## EXERCISE REQUIREMENTS
Return only the number of lines holding the word "this".

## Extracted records
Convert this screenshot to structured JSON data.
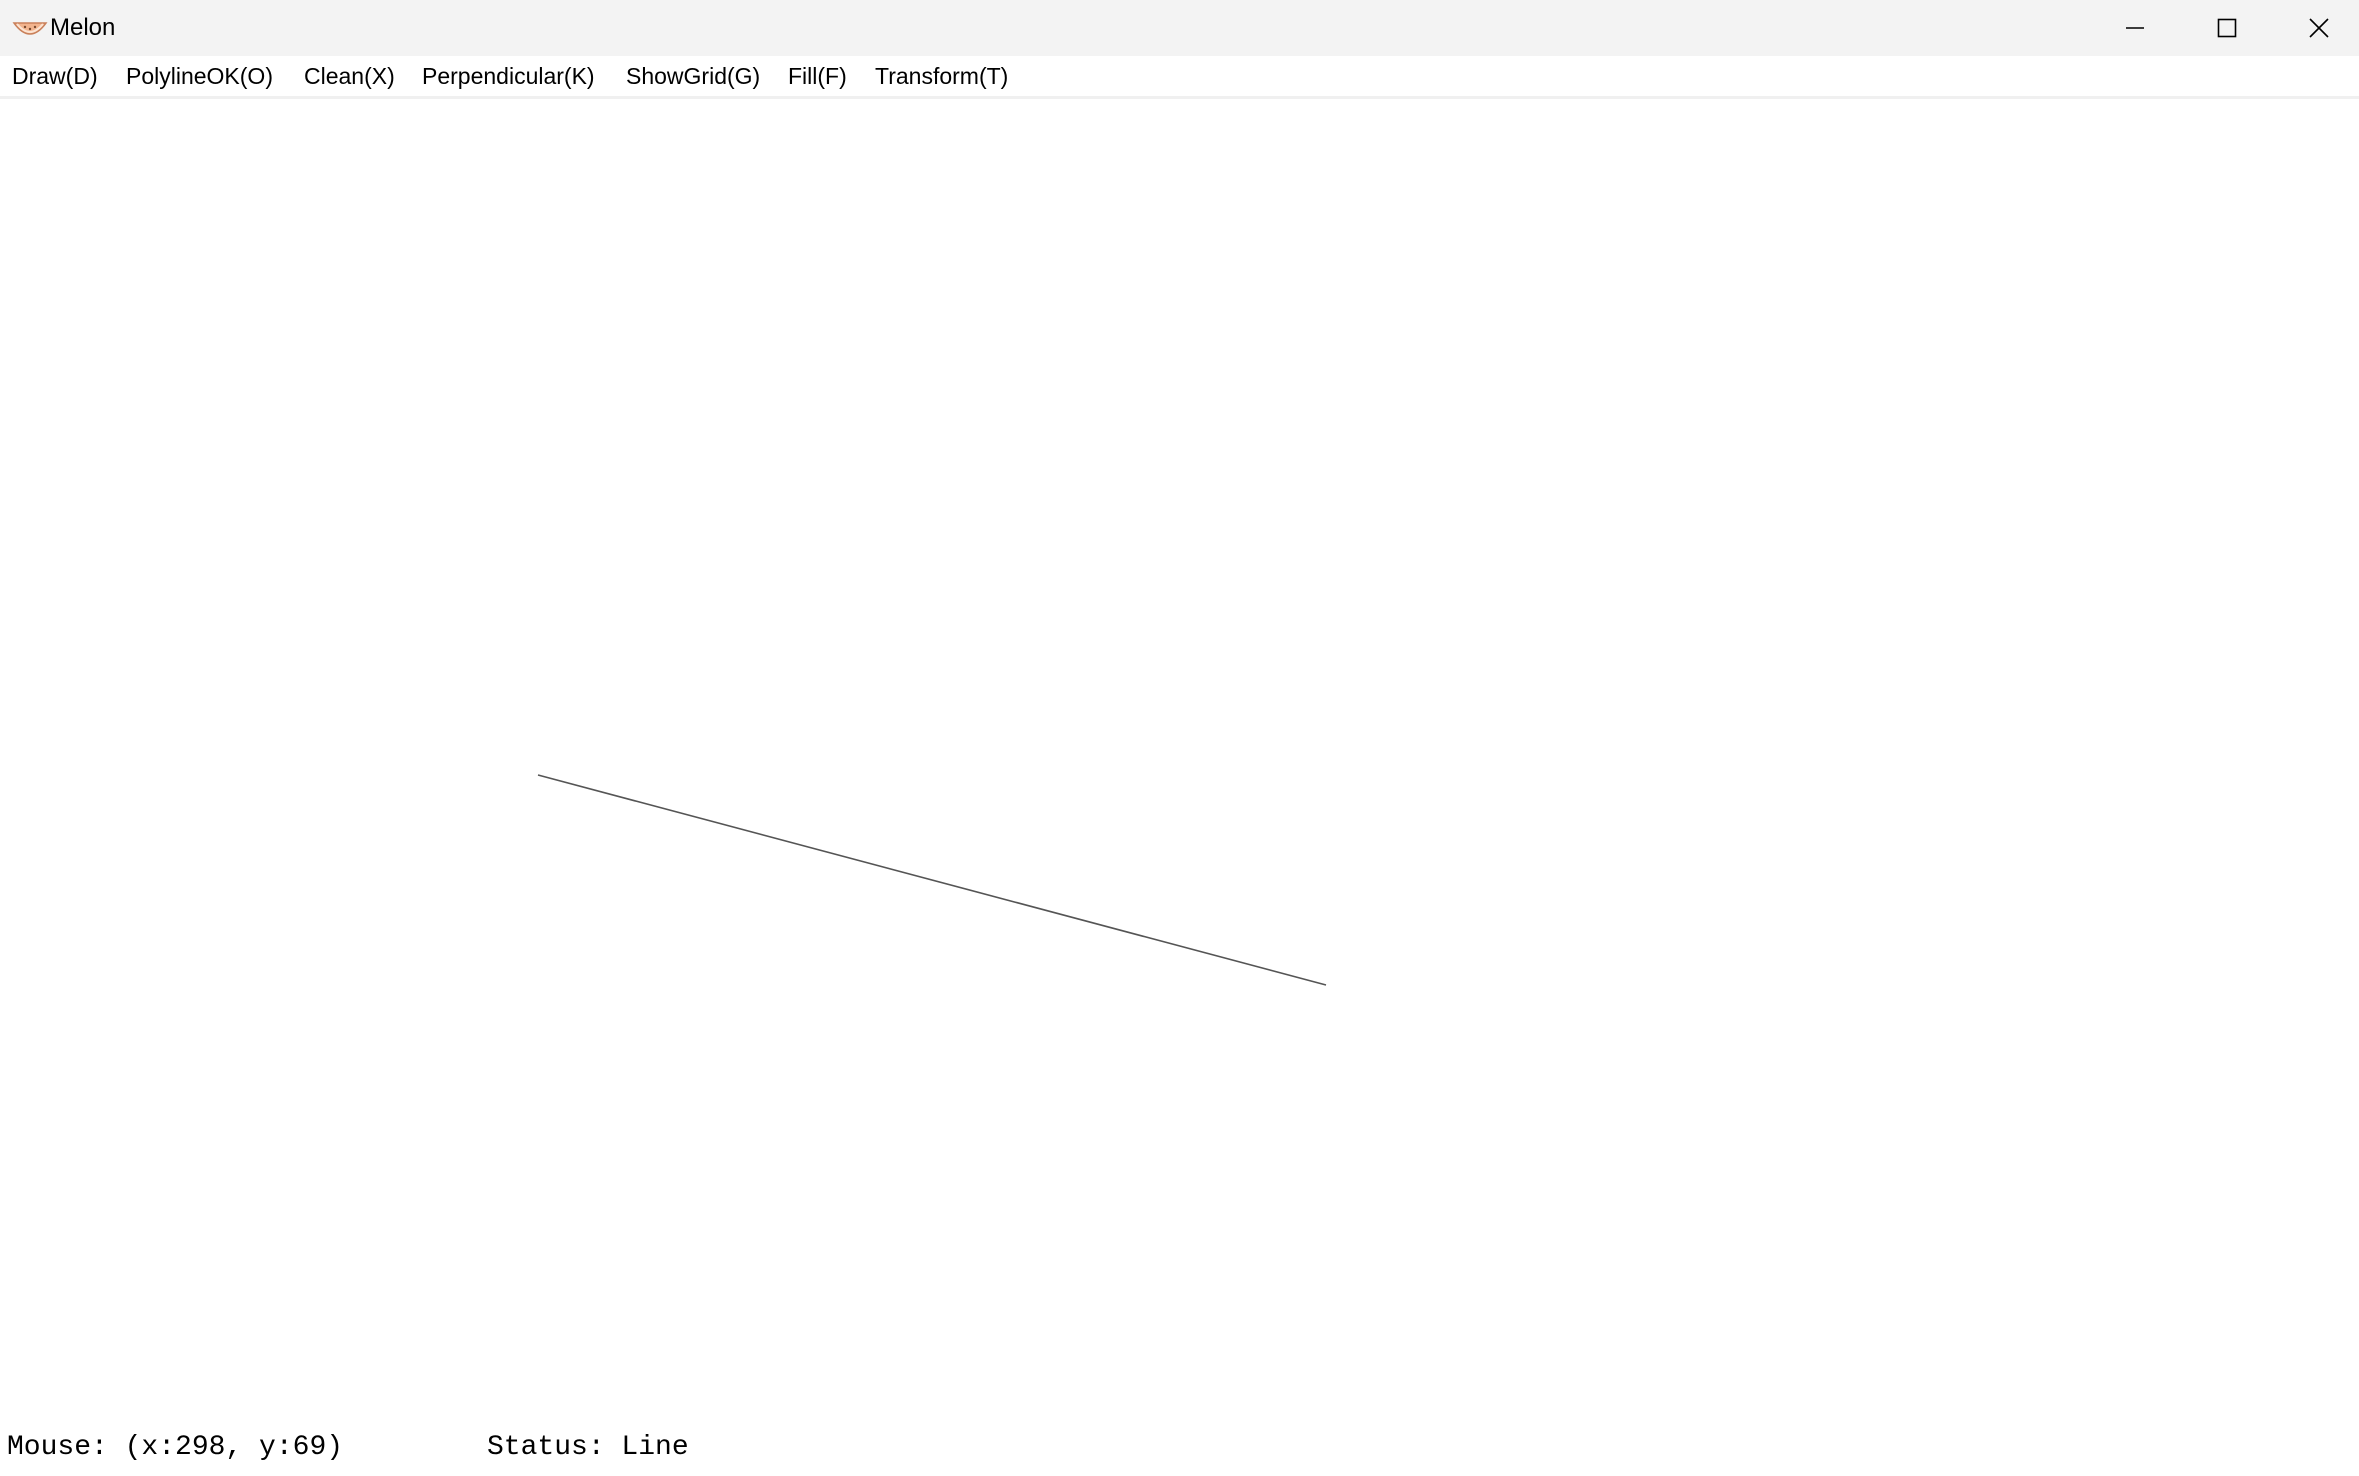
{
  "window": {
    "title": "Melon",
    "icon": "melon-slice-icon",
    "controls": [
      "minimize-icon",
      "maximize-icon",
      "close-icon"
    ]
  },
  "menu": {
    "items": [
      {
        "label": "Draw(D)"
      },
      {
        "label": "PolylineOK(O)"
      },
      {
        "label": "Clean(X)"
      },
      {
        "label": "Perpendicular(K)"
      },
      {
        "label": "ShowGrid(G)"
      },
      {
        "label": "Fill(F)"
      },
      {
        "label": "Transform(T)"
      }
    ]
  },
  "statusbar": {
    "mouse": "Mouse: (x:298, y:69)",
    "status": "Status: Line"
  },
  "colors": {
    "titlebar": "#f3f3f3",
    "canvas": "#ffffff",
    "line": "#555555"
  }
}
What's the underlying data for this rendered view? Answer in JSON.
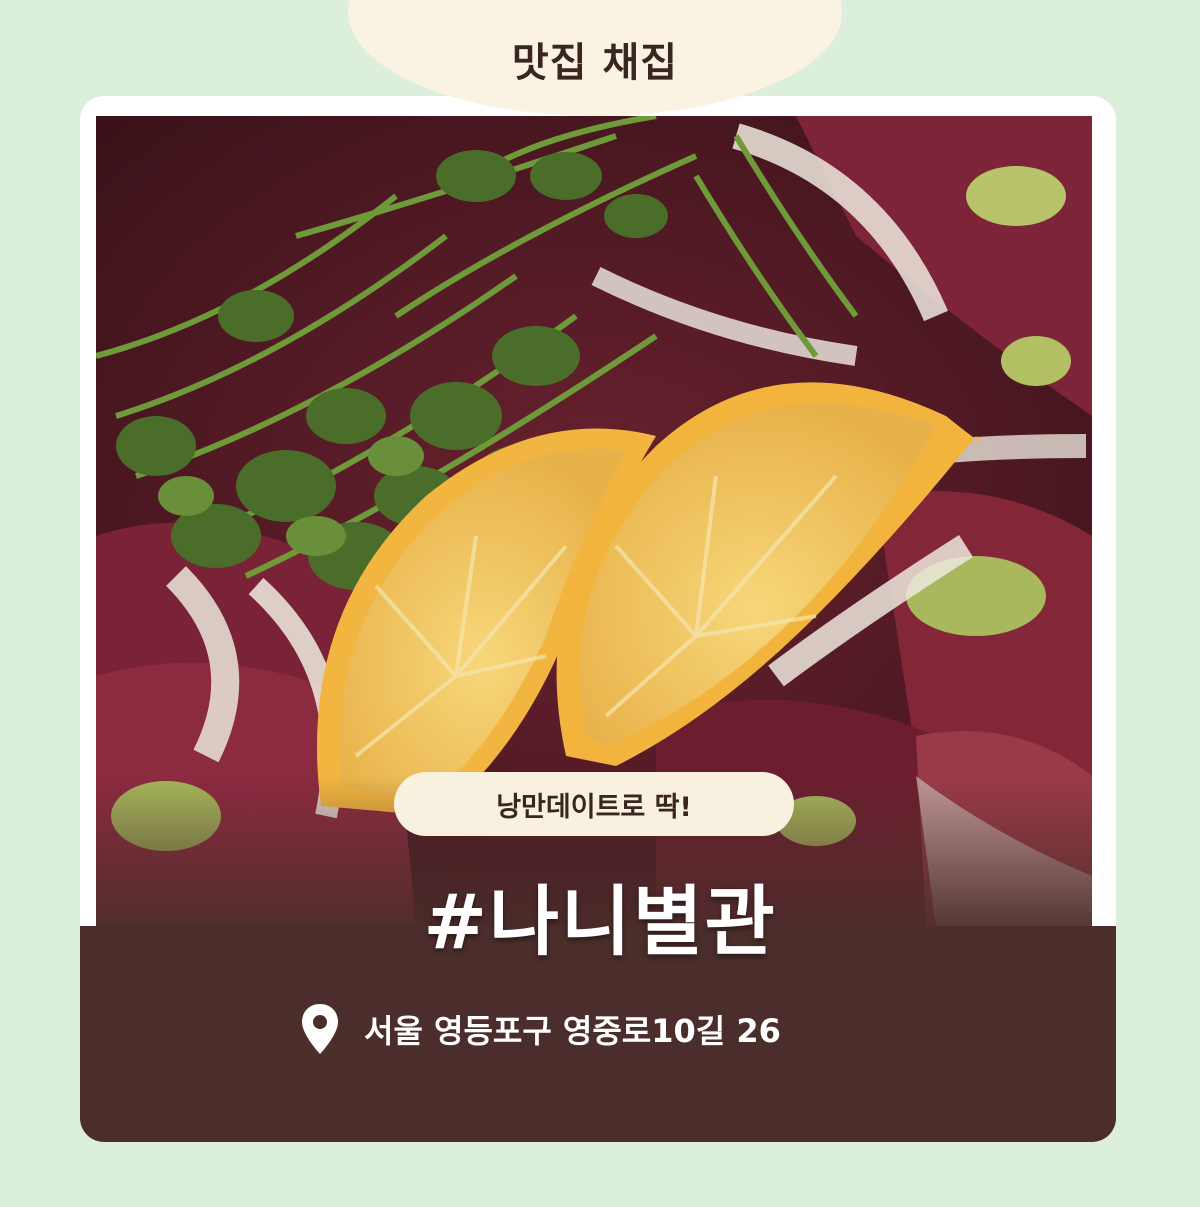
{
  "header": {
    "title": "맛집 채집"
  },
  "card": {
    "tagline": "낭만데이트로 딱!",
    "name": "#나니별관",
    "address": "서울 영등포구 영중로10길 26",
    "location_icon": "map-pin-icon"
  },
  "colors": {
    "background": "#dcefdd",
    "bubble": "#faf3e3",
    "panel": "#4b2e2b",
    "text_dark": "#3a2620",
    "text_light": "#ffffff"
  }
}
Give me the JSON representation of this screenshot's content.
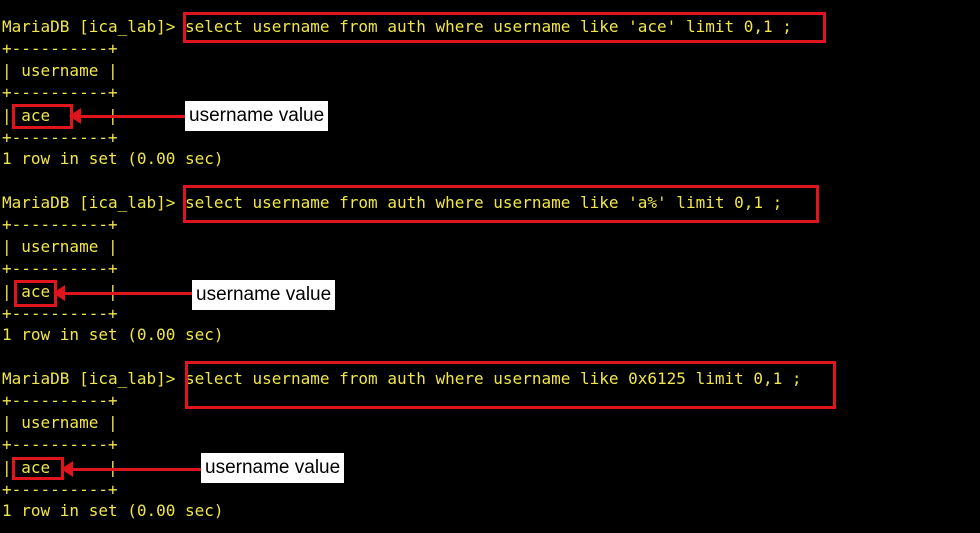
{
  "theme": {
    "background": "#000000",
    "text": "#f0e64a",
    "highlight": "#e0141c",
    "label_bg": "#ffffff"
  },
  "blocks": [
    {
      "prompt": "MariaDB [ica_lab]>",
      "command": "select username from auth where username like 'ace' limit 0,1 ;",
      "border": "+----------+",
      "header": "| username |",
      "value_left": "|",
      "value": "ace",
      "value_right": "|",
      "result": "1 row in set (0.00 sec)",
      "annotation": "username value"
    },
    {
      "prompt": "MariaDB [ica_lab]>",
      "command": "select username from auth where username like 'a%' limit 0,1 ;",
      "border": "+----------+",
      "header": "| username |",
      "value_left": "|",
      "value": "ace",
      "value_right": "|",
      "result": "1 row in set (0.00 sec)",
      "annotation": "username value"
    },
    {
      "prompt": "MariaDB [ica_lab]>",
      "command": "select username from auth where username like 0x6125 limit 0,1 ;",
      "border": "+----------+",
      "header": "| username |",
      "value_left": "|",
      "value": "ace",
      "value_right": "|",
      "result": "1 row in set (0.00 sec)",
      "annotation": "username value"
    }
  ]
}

## EXERCISE OUTPUT
3